### What to do
What follows is a listing to be transcribed exactly.

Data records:
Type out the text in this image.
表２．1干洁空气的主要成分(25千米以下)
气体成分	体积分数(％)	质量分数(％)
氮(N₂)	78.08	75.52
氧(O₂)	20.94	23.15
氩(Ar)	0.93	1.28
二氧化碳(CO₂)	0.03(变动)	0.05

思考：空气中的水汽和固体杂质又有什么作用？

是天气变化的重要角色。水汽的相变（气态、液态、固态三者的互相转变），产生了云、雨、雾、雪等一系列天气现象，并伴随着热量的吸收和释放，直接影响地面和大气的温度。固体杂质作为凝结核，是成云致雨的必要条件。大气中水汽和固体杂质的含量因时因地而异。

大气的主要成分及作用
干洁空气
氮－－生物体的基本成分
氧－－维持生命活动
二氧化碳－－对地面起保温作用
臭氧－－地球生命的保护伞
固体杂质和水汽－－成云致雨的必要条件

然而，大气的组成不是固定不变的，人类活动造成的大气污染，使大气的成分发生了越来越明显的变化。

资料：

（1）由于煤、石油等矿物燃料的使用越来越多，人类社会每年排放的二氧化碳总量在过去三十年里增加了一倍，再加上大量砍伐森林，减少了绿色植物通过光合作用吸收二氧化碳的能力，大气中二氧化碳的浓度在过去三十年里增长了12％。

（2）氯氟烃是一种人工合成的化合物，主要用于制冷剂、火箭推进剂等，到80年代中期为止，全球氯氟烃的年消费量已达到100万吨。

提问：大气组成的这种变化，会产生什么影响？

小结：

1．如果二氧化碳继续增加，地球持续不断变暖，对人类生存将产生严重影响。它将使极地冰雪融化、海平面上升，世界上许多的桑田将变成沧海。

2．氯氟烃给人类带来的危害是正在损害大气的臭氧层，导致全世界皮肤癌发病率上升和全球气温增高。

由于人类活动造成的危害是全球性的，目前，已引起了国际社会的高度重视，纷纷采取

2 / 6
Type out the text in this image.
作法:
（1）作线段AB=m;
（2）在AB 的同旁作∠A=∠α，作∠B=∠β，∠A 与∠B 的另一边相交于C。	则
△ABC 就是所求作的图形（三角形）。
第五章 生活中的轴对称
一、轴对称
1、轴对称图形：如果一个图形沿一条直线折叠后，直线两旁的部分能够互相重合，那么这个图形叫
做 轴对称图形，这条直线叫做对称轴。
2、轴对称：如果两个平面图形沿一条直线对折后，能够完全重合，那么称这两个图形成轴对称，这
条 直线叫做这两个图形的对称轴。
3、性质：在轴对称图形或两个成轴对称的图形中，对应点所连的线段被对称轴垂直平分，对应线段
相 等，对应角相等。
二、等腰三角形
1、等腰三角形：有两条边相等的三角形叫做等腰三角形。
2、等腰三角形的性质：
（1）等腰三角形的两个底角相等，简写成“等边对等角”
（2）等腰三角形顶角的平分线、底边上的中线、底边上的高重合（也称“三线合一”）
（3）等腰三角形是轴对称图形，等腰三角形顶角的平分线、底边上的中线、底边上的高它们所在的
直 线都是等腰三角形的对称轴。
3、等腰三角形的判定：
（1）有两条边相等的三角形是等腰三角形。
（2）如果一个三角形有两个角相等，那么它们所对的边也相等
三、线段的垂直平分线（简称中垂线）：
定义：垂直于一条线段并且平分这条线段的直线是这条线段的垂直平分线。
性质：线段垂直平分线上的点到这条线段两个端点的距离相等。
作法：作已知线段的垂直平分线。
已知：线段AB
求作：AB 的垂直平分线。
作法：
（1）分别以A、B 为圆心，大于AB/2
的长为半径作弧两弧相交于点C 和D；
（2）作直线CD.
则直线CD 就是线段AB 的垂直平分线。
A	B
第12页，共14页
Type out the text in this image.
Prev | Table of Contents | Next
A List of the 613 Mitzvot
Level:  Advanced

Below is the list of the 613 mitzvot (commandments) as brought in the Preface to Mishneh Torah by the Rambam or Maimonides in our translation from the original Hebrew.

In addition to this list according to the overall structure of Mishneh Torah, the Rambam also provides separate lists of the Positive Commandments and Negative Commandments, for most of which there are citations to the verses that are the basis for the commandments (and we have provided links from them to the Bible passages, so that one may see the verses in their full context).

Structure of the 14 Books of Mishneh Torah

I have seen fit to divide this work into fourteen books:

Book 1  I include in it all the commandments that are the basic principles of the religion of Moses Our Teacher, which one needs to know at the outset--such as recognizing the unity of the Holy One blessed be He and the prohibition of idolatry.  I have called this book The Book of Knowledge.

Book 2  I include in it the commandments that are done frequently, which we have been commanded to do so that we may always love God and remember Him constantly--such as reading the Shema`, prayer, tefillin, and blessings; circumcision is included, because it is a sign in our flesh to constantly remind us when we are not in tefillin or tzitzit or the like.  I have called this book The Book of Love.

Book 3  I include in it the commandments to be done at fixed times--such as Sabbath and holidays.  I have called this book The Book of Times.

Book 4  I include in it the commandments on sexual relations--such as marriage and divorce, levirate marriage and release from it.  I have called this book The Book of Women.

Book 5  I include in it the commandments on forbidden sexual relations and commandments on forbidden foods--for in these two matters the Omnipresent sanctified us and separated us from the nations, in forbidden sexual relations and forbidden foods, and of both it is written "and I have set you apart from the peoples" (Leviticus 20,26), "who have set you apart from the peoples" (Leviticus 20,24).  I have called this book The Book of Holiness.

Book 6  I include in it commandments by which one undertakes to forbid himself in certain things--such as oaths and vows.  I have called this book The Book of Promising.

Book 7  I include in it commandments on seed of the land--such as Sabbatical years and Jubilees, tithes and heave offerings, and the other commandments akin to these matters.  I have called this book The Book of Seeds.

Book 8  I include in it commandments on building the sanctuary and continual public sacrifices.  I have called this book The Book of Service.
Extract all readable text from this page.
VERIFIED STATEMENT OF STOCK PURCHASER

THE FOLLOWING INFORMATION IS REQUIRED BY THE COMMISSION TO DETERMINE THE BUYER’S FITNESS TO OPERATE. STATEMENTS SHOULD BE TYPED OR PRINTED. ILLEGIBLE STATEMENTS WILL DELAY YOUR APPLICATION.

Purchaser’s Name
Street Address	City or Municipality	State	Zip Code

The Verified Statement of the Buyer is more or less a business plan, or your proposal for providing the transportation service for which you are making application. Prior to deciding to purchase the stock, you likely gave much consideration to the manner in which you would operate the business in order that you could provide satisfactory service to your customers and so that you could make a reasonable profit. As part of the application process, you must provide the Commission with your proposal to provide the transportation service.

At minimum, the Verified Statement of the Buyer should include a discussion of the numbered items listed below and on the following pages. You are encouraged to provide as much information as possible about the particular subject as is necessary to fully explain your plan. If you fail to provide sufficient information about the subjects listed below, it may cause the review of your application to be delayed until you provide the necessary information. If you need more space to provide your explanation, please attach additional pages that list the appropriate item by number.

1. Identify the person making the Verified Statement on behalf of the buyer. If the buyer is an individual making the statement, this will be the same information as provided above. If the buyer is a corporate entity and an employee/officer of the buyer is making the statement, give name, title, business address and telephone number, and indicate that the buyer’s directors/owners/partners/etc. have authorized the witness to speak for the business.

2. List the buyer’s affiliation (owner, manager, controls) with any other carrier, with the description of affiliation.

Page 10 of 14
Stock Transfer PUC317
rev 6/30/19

### Task output
Type out the text in this image.
表２．1干洁空气的主要成分(25千米以下)
气体成分	体积分数(％)	质量分数(％)
氮(N₂)	78.08	75.52
氧(O₂)	20.94	23.15
氩(Ar)	0.93	1.28
二氧化碳(CO₂)	0.03(变动)	0.05

思考：空气中的水汽和固体杂质又有什么作用？

是天气变化的重要角色。水汽的相变（气态、液态、固态三者的互相转变），产生了云、雨、雾、雪等一系列天气现象，并伴随着热量的吸收和释放，直接影响地面和大气的温度。固体杂质作为凝结核，是成云致雨的必要条件。大气中水汽和固体杂质的含量因时因地而异。

大气的主要成分及作用
干洁空气
氮－－生物体的基本成分
氧－－维持生命活动
二氧化碳－－对地面起保温作用
臭氧－－地球生命的保护伞
固体杂质和水汽－－成云致雨的必要条件

然而，大气的组成不是固定不变的，人类活动造成的大气污染，使大气的成分发生了越来越明显的变化。

资料：

（1）由于煤、石油等矿物燃料的使用越来越多，人类社会每年排放的二氧化碳总量在过去三十年里增加了一倍，再加上大量砍伐森林，减少了绿色植物通过光合作用吸收二氧化碳的能力，大气中二氧化碳的浓度在过去三十年里增长了12％。

（2）氯氟烃是一种人工合成的化合物，主要用于制冷剂、火箭推进剂等，到80年代中期为止，全球氯氟烃的年消费量已达到100万吨。

提问：大气组成的这种变化，会产生什么影响？

小结：

1．如果二氧化碳继续增加，地球持续不断变暖，对人类生存将产生严重影响。它将使极地冰雪融化、海平面上升，世界上许多的桑田将变成沧海。

2．氯氟烃给人类带来的危害是正在损害大气的臭氧层，导致全世界皮肤癌发病率上升和全球气温增高。

由于人类活动造成的危害是全球性的，目前，已引起了国际社会的高度重视，纷纷采取

2 / 6
Type out the text in this image.
作法:
（1）作线段AB=m;
（2）在AB 的同旁作∠A=∠α，作∠B=∠β，∠A 与∠B 的另一边相交于C。	则
△ABC 就是所求作的图形（三角形）。
第五章 生活中的轴对称
一、轴对称
1、轴对称图形：如果一个图形沿一条直线折叠后，直线两旁的部分能够互相重合，那么这个图形叫
做 轴对称图形，这条直线叫做对称轴。
2、轴对称：如果两个平面图形沿一条直线对折后，能够完全重合，那么称这两个图形成轴对称，这
条 直线叫做这两个图形的对称轴。
3、性质：在轴对称图形或两个成轴对称的图形中，对应点所连的线段被对称轴垂直平分，对应线段
相 等，对应角相等。
二、等腰三角形
1、等腰三角形：有两条边相等的三角形叫做等腰三角形。
2、等腰三角形的性质：
（1）等腰三角形的两个底角相等，简写成“等边对等角”
（2）等腰三角形顶角的平分线、底边上的中线、底边上的高重合（也称“三线合一”）
（3）等腰三角形是轴对称图形，等腰三角形顶角的平分线、底边上的中线、底边上的高它们所在的
直 线都是等腰三角形的对称轴。
3、等腰三角形的判定：
（1）有两条边相等的三角形是等腰三角形。
（2）如果一个三角形有两个角相等，那么它们所对的边也相等
三、线段的垂直平分线（简称中垂线）：
定义：垂直于一条线段并且平分这条线段的直线是这条线段的垂直平分线。
性质：线段垂直平分线上的点到这条线段两个端点的距离相等。
作法：作已知线段的垂直平分线。
已知：线段AB
求作：AB 的垂直平分线。
作法：
（1）分别以A、B 为圆心，大于AB/2
的长为半径作弧两弧相交于点C 和D；
（2）作直线CD.
则直线CD 就是线段AB 的垂直平分线。
A	B
第12页，共14页
Type out the text in this image.
Prev | Table of Contents | Next
A List of the 613 Mitzvot
Level:  Advanced

Below is the list of the 613 mitzvot (commandments) as brought in the Preface to Mishneh Torah by the Rambam or Maimonides in our translation from the original Hebrew.

In addition to this list according to the overall structure of Mishneh Torah, the Rambam also provides separate lists of the Positive Commandments and Negative Commandments, for most of which there are citations to the verses that are the basis for the commandments (and we have provided links from them to the Bible passages, so that one may see the verses in their full context).

Structure of the 14 Books of Mishneh Torah

I have seen fit to divide this work into fourteen books:

Book 1  I include in it all the commandments that are the basic principles of the religion of Moses Our Teacher, which one needs to know at the outset--such as recognizing the unity of the Holy One blessed be He and the prohibition of idolatry.  I have called this book The Book of Knowledge.

Book 2  I include in it the commandments that are done frequently, which we have been commanded to do so that we may always love God and remember Him constantly--such as reading the Shema`, prayer, tefillin, and blessings; circumcision is included, because it is a sign in our flesh to constantly remind us when we are not in tefillin or tzitzit or the like.  I have called this book The Book of Love.

Book 3  I include in it the commandments to be done at fixed times--such as Sabbath and holidays.  I have called this book The Book of Times.

Book 4  I include in it the commandments on sexual relations--such as marriage and divorce, levirate marriage and release from it.  I have called this book The Book of Women.

Book 5  I include in it the commandments on forbidden sexual relations and commandments on forbidden foods--for in these two matters the Omnipresent sanctified us and separated us from the nations, in forbidden sexual relations and forbidden foods, and of both it is written "and I have set you apart from the peoples" (Leviticus 20,26), "who have set you apart from the peoples" (Leviticus 20,24).  I have called this book The Book of Holiness.

Book 6  I include in it commandments by which one undertakes to forbid himself in certain things--such as oaths and vows.  I have called this book The Book of Promising.

Book 7  I include in it commandments on seed of the land--such as Sabbatical years and Jubilees, tithes and heave offerings, and the other commandments akin to these matters.  I have called this book The Book of Seeds.

Book 8  I include in it commandments on building the sanctuary and continual public sacrifices.  I have called this book The Book of Service.
Extract all readable text from this page.
VERIFIED STATEMENT OF STOCK PURCHASER

THE FOLLOWING INFORMATION IS REQUIRED BY THE COMMISSION TO DETERMINE THE BUYER’S FITNESS TO OPERATE. STATEMENTS SHOULD BE TYPED OR PRINTED. ILLEGIBLE STATEMENTS WILL DELAY YOUR APPLICATION.

Purchaser’s Name
Street Address	City or Municipality	State	Zip Code

The Verified Statement of the Buyer is more or less a business plan, or your proposal for providing the transportation service for which you are making application. Prior to deciding to purchase the stock, you likely gave much consideration to the manner in which you would operate the business in order that you could provide satisfactory service to your customers and so that you could make a reasonable profit. As part of the application process, you must provide the Commission with your proposal to provide the transportation service.

At minimum, the Verified Statement of the Buyer should include a discussion of the numbered items listed below and on the following pages. You are encouraged to provide as much information as possible about the particular subject as is necessary to fully explain your plan. If you fail to provide sufficient information about the subjects listed below, it may cause the review of your application to be delayed until you provide the necessary information. If you need more space to provide your explanation, please attach additional pages that list the appropriate item by number.

1. Identify the person making the Verified Statement on behalf of the buyer. If the buyer is an individual making the statement, this will be the same information as provided above. If the buyer is a corporate entity and an employee/officer of the buyer is making the statement, give name, title, business address and telephone number, and indicate that the buyer’s directors/owners/partners/etc. have authorized the witness to speak for the business.

2. List the buyer’s affiliation (owner, manager, controls) with any other carrier, with the description of affiliation.

Page 10 of 14
Stock Transfer PUC317
rev 6/30/19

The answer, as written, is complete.